== PROVIDED INFORMATION

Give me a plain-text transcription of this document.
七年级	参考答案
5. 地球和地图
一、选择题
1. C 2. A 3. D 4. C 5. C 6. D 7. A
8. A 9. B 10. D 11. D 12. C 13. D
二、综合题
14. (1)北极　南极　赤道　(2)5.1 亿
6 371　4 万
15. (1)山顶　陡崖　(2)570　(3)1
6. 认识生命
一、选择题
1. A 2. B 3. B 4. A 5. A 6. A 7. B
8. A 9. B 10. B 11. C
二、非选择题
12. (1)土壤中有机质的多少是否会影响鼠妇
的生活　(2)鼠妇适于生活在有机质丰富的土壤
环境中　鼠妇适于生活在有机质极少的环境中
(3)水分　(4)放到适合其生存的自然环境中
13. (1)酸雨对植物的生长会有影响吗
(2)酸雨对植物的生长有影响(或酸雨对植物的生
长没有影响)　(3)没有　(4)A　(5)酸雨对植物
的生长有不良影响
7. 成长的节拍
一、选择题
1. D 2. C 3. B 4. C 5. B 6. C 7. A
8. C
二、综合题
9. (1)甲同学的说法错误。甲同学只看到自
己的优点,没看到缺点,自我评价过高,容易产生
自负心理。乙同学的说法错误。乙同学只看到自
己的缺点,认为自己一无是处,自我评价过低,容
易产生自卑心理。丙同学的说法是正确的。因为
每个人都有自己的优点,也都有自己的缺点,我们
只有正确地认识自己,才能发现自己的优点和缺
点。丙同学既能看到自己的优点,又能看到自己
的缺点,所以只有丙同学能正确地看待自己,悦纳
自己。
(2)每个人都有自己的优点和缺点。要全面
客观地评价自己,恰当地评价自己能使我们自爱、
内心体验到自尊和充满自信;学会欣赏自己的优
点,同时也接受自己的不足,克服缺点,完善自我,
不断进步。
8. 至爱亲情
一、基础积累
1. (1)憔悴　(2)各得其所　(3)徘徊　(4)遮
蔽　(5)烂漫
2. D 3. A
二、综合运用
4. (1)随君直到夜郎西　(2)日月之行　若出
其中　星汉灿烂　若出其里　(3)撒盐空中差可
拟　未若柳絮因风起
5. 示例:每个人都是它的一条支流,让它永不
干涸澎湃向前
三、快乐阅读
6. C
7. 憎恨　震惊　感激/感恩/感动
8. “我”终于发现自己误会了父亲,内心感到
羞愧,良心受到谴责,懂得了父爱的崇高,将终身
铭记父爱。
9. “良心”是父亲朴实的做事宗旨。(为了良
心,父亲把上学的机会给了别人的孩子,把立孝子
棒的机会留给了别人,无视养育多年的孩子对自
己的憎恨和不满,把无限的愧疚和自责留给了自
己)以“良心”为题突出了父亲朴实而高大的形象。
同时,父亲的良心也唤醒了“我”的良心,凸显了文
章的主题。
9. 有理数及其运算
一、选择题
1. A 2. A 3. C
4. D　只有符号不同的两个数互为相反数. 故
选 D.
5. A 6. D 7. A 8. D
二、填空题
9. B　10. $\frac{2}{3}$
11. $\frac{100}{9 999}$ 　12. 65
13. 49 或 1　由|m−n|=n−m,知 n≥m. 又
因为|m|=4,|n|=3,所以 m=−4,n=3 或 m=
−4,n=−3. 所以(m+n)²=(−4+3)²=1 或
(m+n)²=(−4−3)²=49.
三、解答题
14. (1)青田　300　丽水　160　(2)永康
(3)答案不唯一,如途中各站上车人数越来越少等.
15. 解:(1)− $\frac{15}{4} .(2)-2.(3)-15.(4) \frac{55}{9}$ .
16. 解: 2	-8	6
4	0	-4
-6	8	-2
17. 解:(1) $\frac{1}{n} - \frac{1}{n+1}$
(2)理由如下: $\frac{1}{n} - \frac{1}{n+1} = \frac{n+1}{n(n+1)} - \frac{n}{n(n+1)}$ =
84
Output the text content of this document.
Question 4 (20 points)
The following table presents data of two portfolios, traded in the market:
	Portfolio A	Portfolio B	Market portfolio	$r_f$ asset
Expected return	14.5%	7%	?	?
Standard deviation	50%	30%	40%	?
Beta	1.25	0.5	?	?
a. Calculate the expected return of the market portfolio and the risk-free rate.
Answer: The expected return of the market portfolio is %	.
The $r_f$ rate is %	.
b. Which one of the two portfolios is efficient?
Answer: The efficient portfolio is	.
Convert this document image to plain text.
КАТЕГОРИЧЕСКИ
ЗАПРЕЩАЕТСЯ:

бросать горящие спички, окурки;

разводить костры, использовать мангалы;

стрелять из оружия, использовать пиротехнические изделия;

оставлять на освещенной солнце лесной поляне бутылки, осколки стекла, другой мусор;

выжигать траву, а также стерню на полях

====

• STATED EXERCISE
Reproduce the data in full, exactly as presented.

• WRITTEN SOLUTION
Give me a plain-text transcription of this document.
七年级	参考答案
5. 地球和地图
一、选择题
1. C 2. A 3. D 4. C 5. C 6. D 7. A
8. A 9. B 10. D 11. D 12. C 13. D
二、综合题
14. (1)北极　南极　赤道　(2)5.1 亿
6 371　4 万
15. (1)山顶　陡崖　(2)570　(3)1
6. 认识生命
一、选择题
1. A 2. B 3. B 4. A 5. A 6. A 7. B
8. A 9. B 10. B 11. C
二、非选择题
12. (1)土壤中有机质的多少是否会影响鼠妇
的生活　(2)鼠妇适于生活在有机质丰富的土壤
环境中　鼠妇适于生活在有机质极少的环境中
(3)水分　(4)放到适合其生存的自然环境中
13. (1)酸雨对植物的生长会有影响吗
(2)酸雨对植物的生长有影响(或酸雨对植物的生
长没有影响)　(3)没有　(4)A　(5)酸雨对植物
的生长有不良影响
7. 成长的节拍
一、选择题
1. D 2. C 3. B 4. C 5. B 6. C 7. A
8. C
二、综合题
9. (1)甲同学的说法错误。甲同学只看到自
己的优点,没看到缺点,自我评价过高,容易产生
自负心理。乙同学的说法错误。乙同学只看到自
己的缺点,认为自己一无是处,自我评价过低,容
易产生自卑心理。丙同学的说法是正确的。因为
每个人都有自己的优点,也都有自己的缺点,我们
只有正确地认识自己,才能发现自己的优点和缺
点。丙同学既能看到自己的优点,又能看到自己
的缺点,所以只有丙同学能正确地看待自己,悦纳
自己。
(2)每个人都有自己的优点和缺点。要全面
客观地评价自己,恰当地评价自己能使我们自爱、
内心体验到自尊和充满自信;学会欣赏自己的优
点,同时也接受自己的不足,克服缺点,完善自我,
不断进步。
8. 至爱亲情
一、基础积累
1. (1)憔悴　(2)各得其所　(3)徘徊　(4)遮
蔽　(5)烂漫
2. D 3. A
二、综合运用
4. (1)随君直到夜郎西　(2)日月之行　若出
其中　星汉灿烂　若出其里　(3)撒盐空中差可
拟　未若柳絮因风起
5. 示例:每个人都是它的一条支流,让它永不
干涸澎湃向前
三、快乐阅读
6. C
7. 憎恨　震惊　感激/感恩/感动
8. “我”终于发现自己误会了父亲,内心感到
羞愧,良心受到谴责,懂得了父爱的崇高,将终身
铭记父爱。
9. “良心”是父亲朴实的做事宗旨。(为了良
心,父亲把上学的机会给了别人的孩子,把立孝子
棒的机会留给了别人,无视养育多年的孩子对自
己的憎恨和不满,把无限的愧疚和自责留给了自
己)以“良心”为题突出了父亲朴实而高大的形象。
同时,父亲的良心也唤醒了“我”的良心,凸显了文
章的主题。
9. 有理数及其运算
一、选择题
1. A 2. A 3. C
4. D　只有符号不同的两个数互为相反数. 故
选 D.
5. A 6. D 7. A 8. D
二、填空题
9. B　10. $\frac{2}{3}$
11. $\frac{100}{9 999}$ 　12. 65
13. 49 或 1　由|m−n|=n−m,知 n≥m. 又
因为|m|=4,|n|=3,所以 m=−4,n=3 或 m=
−4,n=−3. 所以(m+n)²=(−4+3)²=1 或
(m+n)²=(−4−3)²=49.
三、解答题
14. (1)青田　300　丽水　160　(2)永康
(3)答案不唯一,如途中各站上车人数越来越少等.
15. 解:(1)− $\frac{15}{4} .(2)-2.(3)-15.(4) \frac{55}{9}$ .
16. 解: 2	-8	6
4	0	-4
-6	8	-2
17. 解:(1) $\frac{1}{n} - \frac{1}{n+1}$
(2)理由如下: $\frac{1}{n} - \frac{1}{n+1} = \frac{n+1}{n(n+1)} - \frac{n}{n(n+1)}$ =
84
Output the text content of this document.
Question 4 (20 points)
The following table presents data of two portfolios, traded in the market:
	Portfolio A	Portfolio B	Market portfolio	$r_f$ asset
Expected return	14.5%	7%	?	?
Standard deviation	50%	30%	40%	?
Beta	1.25	0.5	?	?
a. Calculate the expected return of the market portfolio and the risk-free rate.
Answer: The expected return of the market portfolio is %	.
The $r_f$ rate is %	.
b. Which one of the two portfolios is efficient?
Answer: The efficient portfolio is	.
Convert this document image to plain text.
КАТЕГОРИЧЕСКИ
ЗАПРЕЩАЕТСЯ:

бросать горящие спички, окурки;

разводить костры, использовать мангалы;

стрелять из оружия, использовать пиротехнические изделия;

оставлять на освещенной солнце лесной поляне бутылки, осколки стекла, другой мусор;

выжигать траву, а также стерню на полях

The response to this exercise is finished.